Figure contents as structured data
# # # # # # #

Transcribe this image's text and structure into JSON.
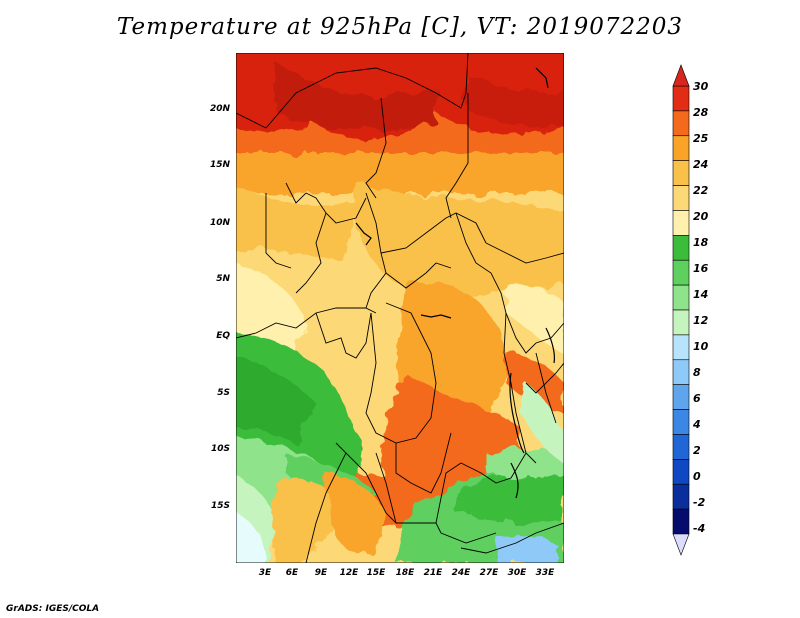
{
  "title": "Temperature at 925hPa [C], VT: 2019072203",
  "credit": "GrADS: IGES/COLA",
  "y_axis": {
    "ticks": [
      "20N",
      "15N",
      "10N",
      "5N",
      "EQ",
      "5S",
      "10S",
      "15S"
    ]
  },
  "x_axis": {
    "ticks": [
      "3E",
      "6E",
      "9E",
      "12E",
      "15E",
      "18E",
      "21E",
      "24E",
      "27E",
      "30E",
      "33E"
    ]
  },
  "colorbar": {
    "labels": [
      "30",
      "28",
      "25",
      "24",
      "22",
      "20",
      "18",
      "16",
      "14",
      "12",
      "10",
      "8",
      "6",
      "4",
      "2",
      "0",
      "-2",
      "-4"
    ],
    "top_arrow_color": "#d7261e",
    "bottom_arrow_color": "#dcdcff",
    "colors": [
      "#e22d14",
      "#f36a1c",
      "#f9a429",
      "#f9c14a",
      "#fcd876",
      "#fff1ad",
      "#3bbc3b",
      "#5ed05e",
      "#8fe38a",
      "#c6f4be",
      "#b7e4fc",
      "#8fc9f7",
      "#5fa5ee",
      "#3c86e4",
      "#2166d6",
      "#0f48c2",
      "#0a2e9c",
      "#050c6e"
    ]
  }
}
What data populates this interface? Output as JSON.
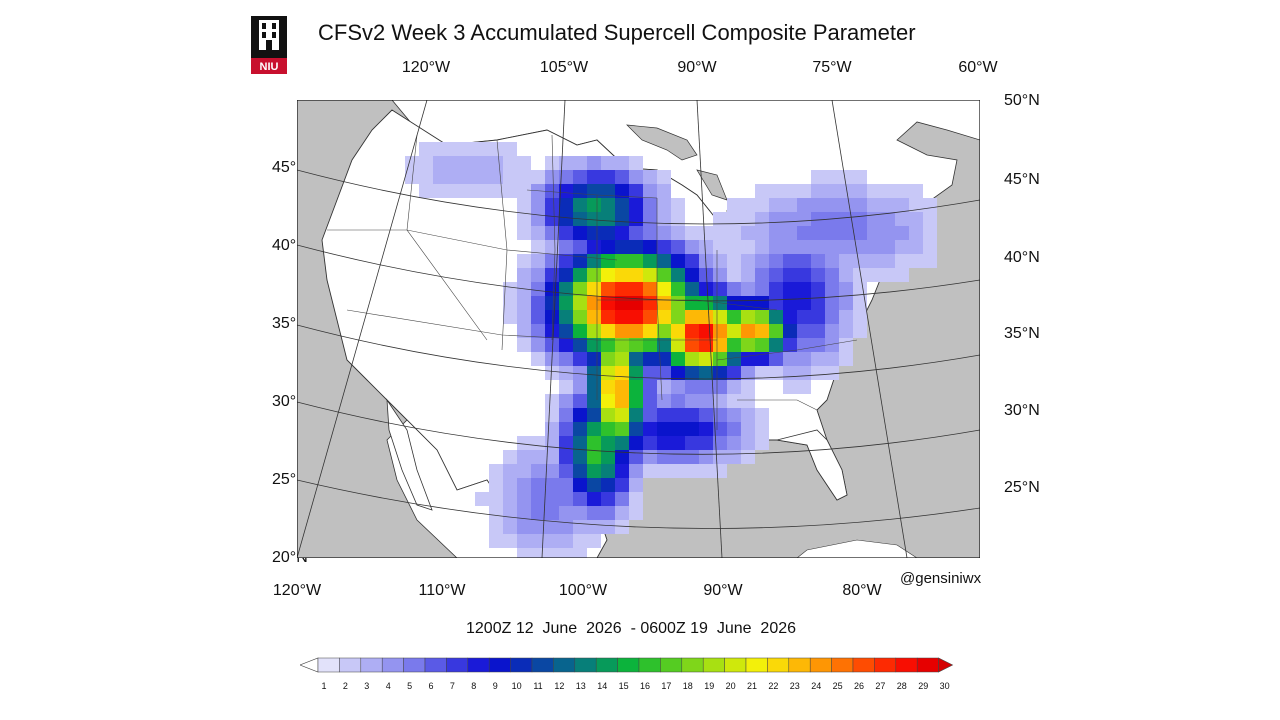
{
  "title": "CFSv2 Week 3 Accumulated Supercell Composite Parameter",
  "credit": "@gensiniwx",
  "period": "1200Z 12  June  2026  - 0600Z 19  June  2026",
  "logo": {
    "text": "NIU",
    "color": "#c8102e"
  },
  "top_lon_labels": [
    "120°W",
    "105°W",
    "90°W",
    "75°W",
    "60°W"
  ],
  "bottom_lon_labels": [
    "120°W",
    "110°W",
    "100°W",
    "90°W",
    "80°W"
  ],
  "left_lat_labels": [
    "45°N",
    "40°N",
    "35°N",
    "30°N",
    "25°N",
    "20°N"
  ],
  "right_lat_labels": [
    "50°N",
    "45°N",
    "40°N",
    "35°N",
    "30°N",
    "25°N"
  ],
  "colorbar": {
    "labels": [
      "1",
      "2",
      "3",
      "4",
      "5",
      "6",
      "7",
      "8",
      "9",
      "10",
      "11",
      "12",
      "13",
      "14",
      "15",
      "16",
      "17",
      "18",
      "19",
      "20",
      "21",
      "22",
      "23",
      "24",
      "25",
      "26",
      "27",
      "28",
      "29",
      "30"
    ],
    "colors": [
      "#ffffff",
      "#e2e2fa",
      "#c8c8f7",
      "#aeaef4",
      "#9494f0",
      "#7a7aec",
      "#5a5ae6",
      "#3838df",
      "#1a1ad8",
      "#0a14cc",
      "#0a2cb8",
      "#0a47a3",
      "#08648e",
      "#077f79",
      "#079a5a",
      "#0cb33c",
      "#2ec12c",
      "#55cc22",
      "#7fd61a",
      "#a8e012",
      "#cfe80c",
      "#f3f00a",
      "#fad908",
      "#fdb806",
      "#fe9604",
      "#fe7203",
      "#fe4c02",
      "#fd2a02",
      "#f80e02",
      "#e60000",
      "#d40000"
    ]
  },
  "map": {
    "lon_range": [
      -125,
      -60
    ],
    "lat_range": [
      20,
      50
    ],
    "ocean_color": "#c0c0c0",
    "land_color": "#ffffff"
  }
}
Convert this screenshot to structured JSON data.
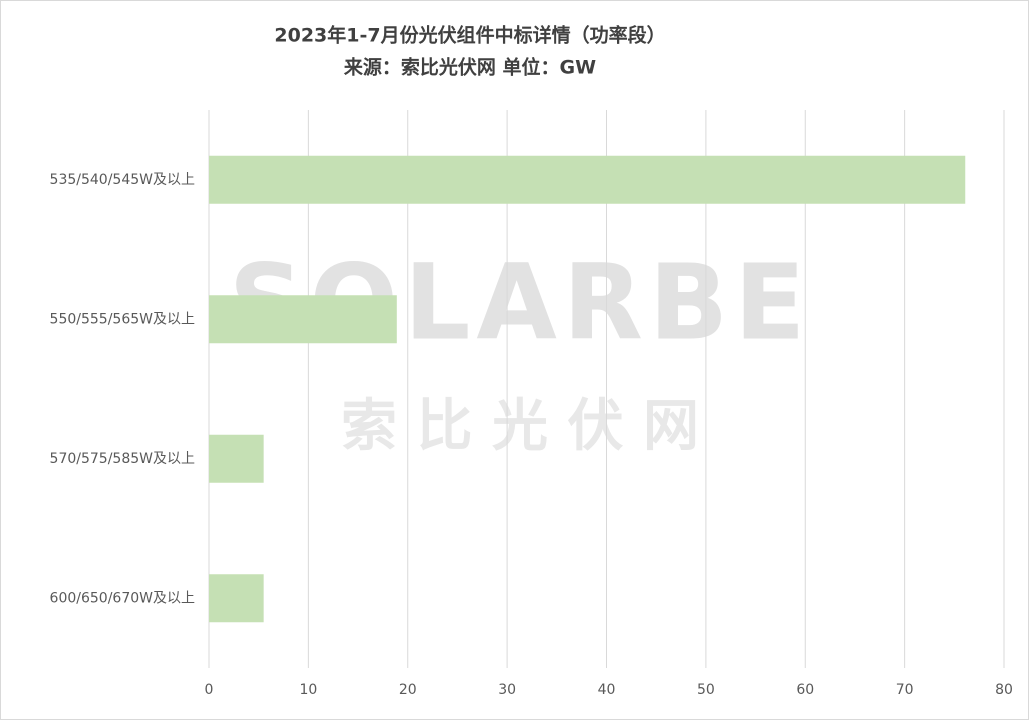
{
  "chart_data": {
    "type": "hbar",
    "title": "2023年1-7月份光伏组件中标详情（功率段）",
    "subtitle": "来源：索比光伏网 单位：GW",
    "watermark": [
      "SOLARBE",
      "索 比 光 伏 网"
    ],
    "categories": [
      "535/540/545W及以上",
      "550/555/565W及以上",
      "570/575/585W及以上",
      "600/650/670W及以上"
    ],
    "values": [
      76.1,
      18.9,
      5.5,
      5.5
    ],
    "color": "#c5e0b4",
    "xlim": [
      0,
      80
    ],
    "xticks": [
      0,
      10,
      20,
      30,
      40,
      50,
      60,
      70,
      80
    ],
    "grid": true
  }
}
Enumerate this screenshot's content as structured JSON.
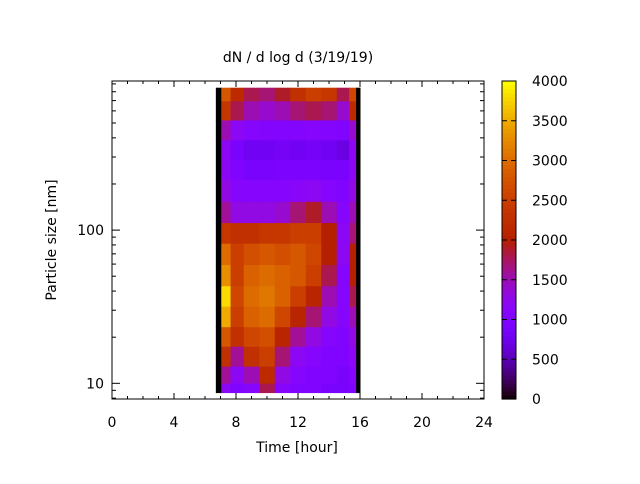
{
  "chart_data": {
    "type": "heatmap",
    "title": "dN / d log d (3/19/19)",
    "xlabel": "Time [hour]",
    "ylabel": "Particle size [nm]",
    "xlim": [
      0,
      24
    ],
    "ylim": [
      7.9,
      940
    ],
    "yscale": "log",
    "x_ticks": [
      "0",
      "4",
      "8",
      "12",
      "16",
      "20",
      "24"
    ],
    "y_ticks": [
      "10",
      "100"
    ],
    "colorbar": {
      "range": [
        0,
        4000
      ],
      "ticks": [
        "0",
        "500",
        "1000",
        "1500",
        "2000",
        "2500",
        "3000",
        "3500",
        "4000"
      ],
      "palette": "black-blue-purple-red-orange-yellow"
    },
    "grid": false,
    "time_hours": [
      6.8,
      7.3,
      8,
      9,
      10,
      11,
      12,
      13,
      14,
      15,
      15.6,
      15.9
    ],
    "size_nm": [
      800,
      600,
      450,
      330,
      250,
      180,
      130,
      95,
      70,
      50,
      37,
      27,
      20,
      15,
      11,
      9
    ],
    "values": [
      [
        0,
        2800,
        2200,
        1800,
        1700,
        1900,
        2300,
        2500,
        2400,
        1800,
        2600,
        0
      ],
      [
        0,
        2400,
        1800,
        1500,
        1400,
        1500,
        1700,
        1800,
        1700,
        1400,
        2200,
        0
      ],
      [
        0,
        1500,
        1200,
        1100,
        1050,
        1050,
        1050,
        1100,
        1050,
        1000,
        1400,
        0
      ],
      [
        0,
        1200,
        900,
        800,
        800,
        850,
        800,
        850,
        800,
        700,
        1200,
        0
      ],
      [
        0,
        1200,
        1000,
        900,
        900,
        950,
        950,
        950,
        900,
        900,
        1200,
        0
      ],
      [
        0,
        1300,
        1100,
        1100,
        1100,
        1100,
        1150,
        1200,
        1100,
        1000,
        1300,
        0
      ],
      [
        0,
        1600,
        1300,
        1300,
        1300,
        1400,
        1700,
        1900,
        1500,
        1100,
        1500,
        0
      ],
      [
        0,
        2400,
        2300,
        2300,
        2400,
        2400,
        2500,
        2500,
        2000,
        1200,
        1700,
        0
      ],
      [
        0,
        3000,
        2500,
        2700,
        2800,
        2700,
        2800,
        2600,
        2000,
        1200,
        2000,
        0
      ],
      [
        0,
        3300,
        2500,
        2900,
        3000,
        2900,
        2800,
        2500,
        1800,
        1100,
        2000,
        0
      ],
      [
        0,
        3800,
        2600,
        3000,
        3100,
        2900,
        2500,
        2100,
        1500,
        1100,
        1800,
        0
      ],
      [
        0,
        3500,
        2500,
        2900,
        3000,
        2600,
        2100,
        1700,
        1300,
        1100,
        1500,
        0
      ],
      [
        0,
        2800,
        2300,
        2600,
        2700,
        2100,
        1600,
        1300,
        1100,
        1000,
        1300,
        0
      ],
      [
        0,
        2300,
        1600,
        2300,
        2500,
        1700,
        1200,
        1100,
        1000,
        1000,
        1200,
        0
      ],
      [
        0,
        1600,
        1200,
        1500,
        2200,
        1300,
        1100,
        1000,
        1000,
        900,
        1100,
        0
      ],
      [
        0,
        1200,
        1000,
        1100,
        1800,
        1100,
        1000,
        1000,
        900,
        900,
        1000,
        0
      ]
    ]
  }
}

# # # # # # #

Written exercise
Look through the entries above. Extract each line with the word "JSON".

Response below
Transcribe this image's text and structure into JSON.
What data populates this interface? Output as JSON.
Convert this screenshot to structured JSON data.
Enumerate this screenshot's content as structured JSON.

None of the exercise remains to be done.